--- BEGIN Information shown ---
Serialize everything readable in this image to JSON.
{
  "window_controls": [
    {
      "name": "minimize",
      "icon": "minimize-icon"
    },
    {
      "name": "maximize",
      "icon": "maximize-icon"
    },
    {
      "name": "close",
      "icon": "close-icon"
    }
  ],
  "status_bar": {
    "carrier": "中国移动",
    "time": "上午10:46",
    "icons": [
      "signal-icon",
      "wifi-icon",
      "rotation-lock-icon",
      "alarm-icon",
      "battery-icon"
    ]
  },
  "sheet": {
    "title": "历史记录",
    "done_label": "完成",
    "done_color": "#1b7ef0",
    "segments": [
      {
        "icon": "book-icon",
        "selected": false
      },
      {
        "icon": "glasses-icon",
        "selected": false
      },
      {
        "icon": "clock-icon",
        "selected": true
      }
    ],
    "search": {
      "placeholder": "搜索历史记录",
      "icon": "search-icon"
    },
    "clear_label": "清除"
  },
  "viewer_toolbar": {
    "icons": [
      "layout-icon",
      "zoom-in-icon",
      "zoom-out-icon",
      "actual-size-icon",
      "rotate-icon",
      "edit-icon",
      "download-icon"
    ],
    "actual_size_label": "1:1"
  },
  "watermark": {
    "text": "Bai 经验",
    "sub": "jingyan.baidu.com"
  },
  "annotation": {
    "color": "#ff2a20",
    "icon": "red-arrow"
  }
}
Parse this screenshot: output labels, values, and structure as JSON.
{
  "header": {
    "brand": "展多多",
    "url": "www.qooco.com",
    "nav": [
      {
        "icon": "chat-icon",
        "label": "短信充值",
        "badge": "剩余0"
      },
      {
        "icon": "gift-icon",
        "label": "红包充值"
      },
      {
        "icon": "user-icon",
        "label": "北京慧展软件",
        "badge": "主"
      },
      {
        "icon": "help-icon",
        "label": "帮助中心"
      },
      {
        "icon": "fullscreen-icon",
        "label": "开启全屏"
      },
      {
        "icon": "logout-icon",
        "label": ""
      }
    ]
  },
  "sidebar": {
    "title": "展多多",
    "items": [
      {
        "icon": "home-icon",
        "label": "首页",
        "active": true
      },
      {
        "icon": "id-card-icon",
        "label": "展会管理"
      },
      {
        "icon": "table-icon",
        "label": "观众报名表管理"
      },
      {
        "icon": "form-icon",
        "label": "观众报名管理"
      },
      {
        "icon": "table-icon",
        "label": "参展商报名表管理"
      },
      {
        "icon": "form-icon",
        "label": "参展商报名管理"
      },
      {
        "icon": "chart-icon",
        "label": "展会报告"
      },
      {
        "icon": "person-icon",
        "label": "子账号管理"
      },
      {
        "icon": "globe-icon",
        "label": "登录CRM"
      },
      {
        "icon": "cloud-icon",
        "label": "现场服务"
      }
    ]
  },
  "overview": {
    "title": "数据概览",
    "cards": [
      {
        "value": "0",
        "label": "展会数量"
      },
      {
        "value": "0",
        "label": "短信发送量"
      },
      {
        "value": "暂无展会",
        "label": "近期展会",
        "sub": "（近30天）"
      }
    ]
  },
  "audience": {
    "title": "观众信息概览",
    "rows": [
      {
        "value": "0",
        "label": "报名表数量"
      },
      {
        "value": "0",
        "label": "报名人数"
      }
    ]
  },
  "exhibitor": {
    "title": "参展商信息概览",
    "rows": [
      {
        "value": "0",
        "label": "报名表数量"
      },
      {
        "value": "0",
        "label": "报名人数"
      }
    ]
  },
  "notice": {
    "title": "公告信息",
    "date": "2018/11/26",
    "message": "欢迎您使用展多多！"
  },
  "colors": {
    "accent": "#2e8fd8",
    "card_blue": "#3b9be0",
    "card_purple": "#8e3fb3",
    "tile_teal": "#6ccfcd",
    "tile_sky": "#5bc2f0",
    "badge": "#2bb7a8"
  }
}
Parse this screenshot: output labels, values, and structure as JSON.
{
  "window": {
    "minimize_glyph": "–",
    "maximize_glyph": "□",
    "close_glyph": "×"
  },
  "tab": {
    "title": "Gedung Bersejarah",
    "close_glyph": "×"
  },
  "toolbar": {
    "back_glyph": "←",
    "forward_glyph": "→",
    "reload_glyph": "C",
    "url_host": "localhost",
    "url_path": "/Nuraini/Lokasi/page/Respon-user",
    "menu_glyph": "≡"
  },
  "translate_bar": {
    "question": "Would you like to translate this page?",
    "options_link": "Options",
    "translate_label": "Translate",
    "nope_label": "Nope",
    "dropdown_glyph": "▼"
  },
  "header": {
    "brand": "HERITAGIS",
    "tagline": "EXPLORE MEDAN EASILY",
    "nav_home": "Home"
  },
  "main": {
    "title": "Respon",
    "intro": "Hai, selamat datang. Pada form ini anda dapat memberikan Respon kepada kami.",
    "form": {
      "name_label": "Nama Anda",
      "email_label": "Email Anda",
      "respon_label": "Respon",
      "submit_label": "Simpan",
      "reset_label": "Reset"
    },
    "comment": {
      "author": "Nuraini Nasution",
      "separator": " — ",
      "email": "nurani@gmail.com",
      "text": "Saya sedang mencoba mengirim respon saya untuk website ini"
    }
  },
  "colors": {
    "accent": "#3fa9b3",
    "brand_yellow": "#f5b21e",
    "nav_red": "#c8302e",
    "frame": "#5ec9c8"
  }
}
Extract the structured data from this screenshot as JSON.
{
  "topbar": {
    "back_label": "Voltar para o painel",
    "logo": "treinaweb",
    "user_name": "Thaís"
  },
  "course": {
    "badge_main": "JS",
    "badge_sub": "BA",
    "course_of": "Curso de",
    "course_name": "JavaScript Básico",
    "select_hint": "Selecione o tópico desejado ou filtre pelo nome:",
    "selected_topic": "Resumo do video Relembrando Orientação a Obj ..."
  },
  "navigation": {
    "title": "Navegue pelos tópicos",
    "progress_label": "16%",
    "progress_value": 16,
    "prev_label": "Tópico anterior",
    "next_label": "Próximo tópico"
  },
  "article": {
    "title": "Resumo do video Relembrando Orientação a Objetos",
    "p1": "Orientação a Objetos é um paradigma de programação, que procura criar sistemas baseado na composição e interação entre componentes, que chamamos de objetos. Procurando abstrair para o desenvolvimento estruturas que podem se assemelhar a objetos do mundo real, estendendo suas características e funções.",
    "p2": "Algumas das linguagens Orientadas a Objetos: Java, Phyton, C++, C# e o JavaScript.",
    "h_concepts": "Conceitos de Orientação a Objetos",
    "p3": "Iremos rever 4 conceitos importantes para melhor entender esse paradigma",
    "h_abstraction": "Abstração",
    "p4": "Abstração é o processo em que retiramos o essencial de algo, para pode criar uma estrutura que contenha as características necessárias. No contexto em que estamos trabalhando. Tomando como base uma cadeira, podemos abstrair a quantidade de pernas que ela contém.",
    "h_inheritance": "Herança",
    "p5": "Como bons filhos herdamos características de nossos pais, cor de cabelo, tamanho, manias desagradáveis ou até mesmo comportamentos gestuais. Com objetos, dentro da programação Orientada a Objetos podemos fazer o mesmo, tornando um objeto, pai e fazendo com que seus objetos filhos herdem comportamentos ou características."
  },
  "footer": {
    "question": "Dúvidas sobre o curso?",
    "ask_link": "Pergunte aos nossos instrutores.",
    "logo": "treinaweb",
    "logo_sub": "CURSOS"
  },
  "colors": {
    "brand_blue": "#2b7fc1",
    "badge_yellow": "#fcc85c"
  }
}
--- END Information shown ---
What you will do -
Exactly reproduce all of the entries.

Reply -
Serialize everything readable in this image to JSON.
{
  "window_controls": [
    {
      "name": "minimize",
      "icon": "minimize-icon"
    },
    {
      "name": "maximize",
      "icon": "maximize-icon"
    },
    {
      "name": "close",
      "icon": "close-icon"
    }
  ],
  "status_bar": {
    "carrier": "中国移动",
    "time": "上午10:46",
    "icons": [
      "signal-icon",
      "wifi-icon",
      "rotation-lock-icon",
      "alarm-icon",
      "battery-icon"
    ]
  },
  "sheet": {
    "title": "历史记录",
    "done_label": "完成",
    "done_color": "#1b7ef0",
    "segments": [
      {
        "icon": "book-icon",
        "selected": false
      },
      {
        "icon": "glasses-icon",
        "selected": false
      },
      {
        "icon": "clock-icon",
        "selected": true
      }
    ],
    "search": {
      "placeholder": "搜索历史记录",
      "icon": "search-icon"
    },
    "clear_label": "清除"
  },
  "viewer_toolbar": {
    "icons": [
      "layout-icon",
      "zoom-in-icon",
      "zoom-out-icon",
      "actual-size-icon",
      "rotate-icon",
      "edit-icon",
      "download-icon"
    ],
    "actual_size_label": "1:1"
  },
  "watermark": {
    "text": "Bai 经验",
    "sub": "jingyan.baidu.com"
  },
  "annotation": {
    "color": "#ff2a20",
    "icon": "red-arrow"
  }
}
Parse this screenshot: output labels, values, and structure as JSON.
{
  "header": {
    "brand": "展多多",
    "url": "www.qooco.com",
    "nav": [
      {
        "icon": "chat-icon",
        "label": "短信充值",
        "badge": "剩余0"
      },
      {
        "icon": "gift-icon",
        "label": "红包充值"
      },
      {
        "icon": "user-icon",
        "label": "北京慧展软件",
        "badge": "主"
      },
      {
        "icon": "help-icon",
        "label": "帮助中心"
      },
      {
        "icon": "fullscreen-icon",
        "label": "开启全屏"
      },
      {
        "icon": "logout-icon",
        "label": ""
      }
    ]
  },
  "sidebar": {
    "title": "展多多",
    "items": [
      {
        "icon": "home-icon",
        "label": "首页",
        "active": true
      },
      {
        "icon": "id-card-icon",
        "label": "展会管理"
      },
      {
        "icon": "table-icon",
        "label": "观众报名表管理"
      },
      {
        "icon": "form-icon",
        "label": "观众报名管理"
      },
      {
        "icon": "table-icon",
        "label": "参展商报名表管理"
      },
      {
        "icon": "form-icon",
        "label": "参展商报名管理"
      },
      {
        "icon": "chart-icon",
        "label": "展会报告"
      },
      {
        "icon": "person-icon",
        "label": "子账号管理"
      },
      {
        "icon": "globe-icon",
        "label": "登录CRM"
      },
      {
        "icon": "cloud-icon",
        "label": "现场服务"
      }
    ]
  },
  "overview": {
    "title": "数据概览",
    "cards": [
      {
        "value": "0",
        "label": "展会数量"
      },
      {
        "value": "0",
        "label": "短信发送量"
      },
      {
        "value": "暂无展会",
        "label": "近期展会",
        "sub": "（近30天）"
      }
    ]
  },
  "audience": {
    "title": "观众信息概览",
    "rows": [
      {
        "value": "0",
        "label": "报名表数量"
      },
      {
        "value": "0",
        "label": "报名人数"
      }
    ]
  },
  "exhibitor": {
    "title": "参展商信息概览",
    "rows": [
      {
        "value": "0",
        "label": "报名表数量"
      },
      {
        "value": "0",
        "label": "报名人数"
      }
    ]
  },
  "notice": {
    "title": "公告信息",
    "date": "2018/11/26",
    "message": "欢迎您使用展多多！"
  },
  "colors": {
    "accent": "#2e8fd8",
    "card_blue": "#3b9be0",
    "card_purple": "#8e3fb3",
    "tile_teal": "#6ccfcd",
    "tile_sky": "#5bc2f0",
    "badge": "#2bb7a8"
  }
}
Parse this screenshot: output labels, values, and structure as JSON.
{
  "window": {
    "minimize_glyph": "–",
    "maximize_glyph": "□",
    "close_glyph": "×"
  },
  "tab": {
    "title": "Gedung Bersejarah",
    "close_glyph": "×"
  },
  "toolbar": {
    "back_glyph": "←",
    "forward_glyph": "→",
    "reload_glyph": "C",
    "url_host": "localhost",
    "url_path": "/Nuraini/Lokasi/page/Respon-user",
    "menu_glyph": "≡"
  },
  "translate_bar": {
    "question": "Would you like to translate this page?",
    "options_link": "Options",
    "translate_label": "Translate",
    "nope_label": "Nope",
    "dropdown_glyph": "▼"
  },
  "header": {
    "brand": "HERITAGIS",
    "tagline": "EXPLORE MEDAN EASILY",
    "nav_home": "Home"
  },
  "main": {
    "title": "Respon",
    "intro": "Hai, selamat datang. Pada form ini anda dapat memberikan Respon kepada kami.",
    "form": {
      "name_label": "Nama Anda",
      "email_label": "Email Anda",
      "respon_label": "Respon",
      "submit_label": "Simpan",
      "reset_label": "Reset"
    },
    "comment": {
      "author": "Nuraini Nasution",
      "separator": " — ",
      "email": "nurani@gmail.com",
      "text": "Saya sedang mencoba mengirim respon saya untuk website ini"
    }
  },
  "colors": {
    "accent": "#3fa9b3",
    "brand_yellow": "#f5b21e",
    "nav_red": "#c8302e",
    "frame": "#5ec9c8"
  }
}
Extract the structured data from this screenshot as JSON.
{
  "topbar": {
    "back_label": "Voltar para o painel",
    "logo": "treinaweb",
    "user_name": "Thaís"
  },
  "course": {
    "badge_main": "JS",
    "badge_sub": "BA",
    "course_of": "Curso de",
    "course_name": "JavaScript Básico",
    "select_hint": "Selecione o tópico desejado ou filtre pelo nome:",
    "selected_topic": "Resumo do video Relembrando Orientação a Obj ..."
  },
  "navigation": {
    "title": "Navegue pelos tópicos",
    "progress_label": "16%",
    "progress_value": 16,
    "prev_label": "Tópico anterior",
    "next_label": "Próximo tópico"
  },
  "article": {
    "title": "Resumo do video Relembrando Orientação a Objetos",
    "p1": "Orientação a Objetos é um paradigma de programação, que procura criar sistemas baseado na composição e interação entre componentes, que chamamos de objetos. Procurando abstrair para o desenvolvimento estruturas que podem se assemelhar a objetos do mundo real, estendendo suas características e funções.",
    "p2": "Algumas das linguagens Orientadas a Objetos: Java, Phyton, C++, C# e o JavaScript.",
    "h_concepts": "Conceitos de Orientação a Objetos",
    "p3": "Iremos rever 4 conceitos importantes para melhor entender esse paradigma",
    "h_abstraction": "Abstração",
    "p4": "Abstração é o processo em que retiramos o essencial de algo, para pode criar uma estrutura que contenha as características necessárias. No contexto em que estamos trabalhando. Tomando como base uma cadeira, podemos abstrair a quantidade de pernas que ela contém.",
    "h_inheritance": "Herança",
    "p5": "Como bons filhos herdamos características de nossos pais, cor de cabelo, tamanho, manias desagradáveis ou até mesmo comportamentos gestuais. Com objetos, dentro da programação Orientada a Objetos podemos fazer o mesmo, tornando um objeto, pai e fazendo com que seus objetos filhos herdem comportamentos ou características."
  },
  "footer": {
    "question": "Dúvidas sobre o curso?",
    "ask_link": "Pergunte aos nossos instrutores.",
    "logo": "treinaweb",
    "logo_sub": "CURSOS"
  },
  "colors": {
    "brand_blue": "#2b7fc1",
    "badge_yellow": "#fcc85c"
  }
}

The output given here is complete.